[What needs to be done] Write out the whole listing word for word.

>> START Data

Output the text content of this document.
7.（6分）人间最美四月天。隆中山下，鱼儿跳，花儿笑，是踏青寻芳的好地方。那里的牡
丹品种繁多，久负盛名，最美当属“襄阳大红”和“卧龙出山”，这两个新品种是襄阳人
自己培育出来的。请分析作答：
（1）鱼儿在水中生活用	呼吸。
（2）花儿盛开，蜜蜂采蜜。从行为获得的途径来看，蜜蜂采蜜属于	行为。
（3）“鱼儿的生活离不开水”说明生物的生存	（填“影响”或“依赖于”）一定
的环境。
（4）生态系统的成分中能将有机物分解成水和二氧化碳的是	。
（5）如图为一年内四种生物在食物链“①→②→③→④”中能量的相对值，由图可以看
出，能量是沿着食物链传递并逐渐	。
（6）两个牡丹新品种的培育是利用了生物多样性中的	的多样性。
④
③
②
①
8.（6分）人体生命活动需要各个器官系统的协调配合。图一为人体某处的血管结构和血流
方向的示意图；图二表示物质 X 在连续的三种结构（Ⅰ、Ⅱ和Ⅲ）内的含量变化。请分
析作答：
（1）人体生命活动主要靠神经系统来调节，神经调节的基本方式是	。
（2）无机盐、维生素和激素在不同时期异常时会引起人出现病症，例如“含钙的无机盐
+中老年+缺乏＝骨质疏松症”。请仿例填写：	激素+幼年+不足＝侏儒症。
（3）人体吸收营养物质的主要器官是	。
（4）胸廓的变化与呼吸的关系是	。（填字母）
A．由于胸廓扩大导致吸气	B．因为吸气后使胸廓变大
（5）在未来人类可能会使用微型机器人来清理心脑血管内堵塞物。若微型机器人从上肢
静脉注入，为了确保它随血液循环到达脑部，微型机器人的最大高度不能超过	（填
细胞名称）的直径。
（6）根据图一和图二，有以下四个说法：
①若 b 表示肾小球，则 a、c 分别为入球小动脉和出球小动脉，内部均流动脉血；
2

>> END Data

[Solution to this task]
Output the text content of this document.
7.（6分）人间最美四月天。隆中山下，鱼儿跳，花儿笑，是踏青寻芳的好地方。那里的牡
丹品种繁多，久负盛名，最美当属“襄阳大红”和“卧龙出山”，这两个新品种是襄阳人
自己培育出来的。请分析作答：
（1）鱼儿在水中生活用	呼吸。
（2）花儿盛开，蜜蜂采蜜。从行为获得的途径来看，蜜蜂采蜜属于	行为。
（3）“鱼儿的生活离不开水”说明生物的生存	（填“影响”或“依赖于”）一定
的环境。
（4）生态系统的成分中能将有机物分解成水和二氧化碳的是	。
（5）如图为一年内四种生物在食物链“①→②→③→④”中能量的相对值，由图可以看
出，能量是沿着食物链传递并逐渐	。
（6）两个牡丹新品种的培育是利用了生物多样性中的	的多样性。
④
③
②
①
8.（6分）人体生命活动需要各个器官系统的协调配合。图一为人体某处的血管结构和血流
方向的示意图；图二表示物质 X 在连续的三种结构（Ⅰ、Ⅱ和Ⅲ）内的含量变化。请分
析作答：
（1）人体生命活动主要靠神经系统来调节，神经调节的基本方式是	。
（2）无机盐、维生素和激素在不同时期异常时会引起人出现病症，例如“含钙的无机盐
+中老年+缺乏＝骨质疏松症”。请仿例填写：	激素+幼年+不足＝侏儒症。
（3）人体吸收营养物质的主要器官是	。
（4）胸廓的变化与呼吸的关系是	。（填字母）
A．由于胸廓扩大导致吸气	B．因为吸气后使胸廓变大
（5）在未来人类可能会使用微型机器人来清理心脑血管内堵塞物。若微型机器人从上肢
静脉注入，为了确保它随血液循环到达脑部，微型机器人的最大高度不能超过	（填
细胞名称）的直径。
（6）根据图一和图二，有以下四个说法：
①若 b 表示肾小球，则 a、c 分别为入球小动脉和出球小动脉，内部均流动脉血；
2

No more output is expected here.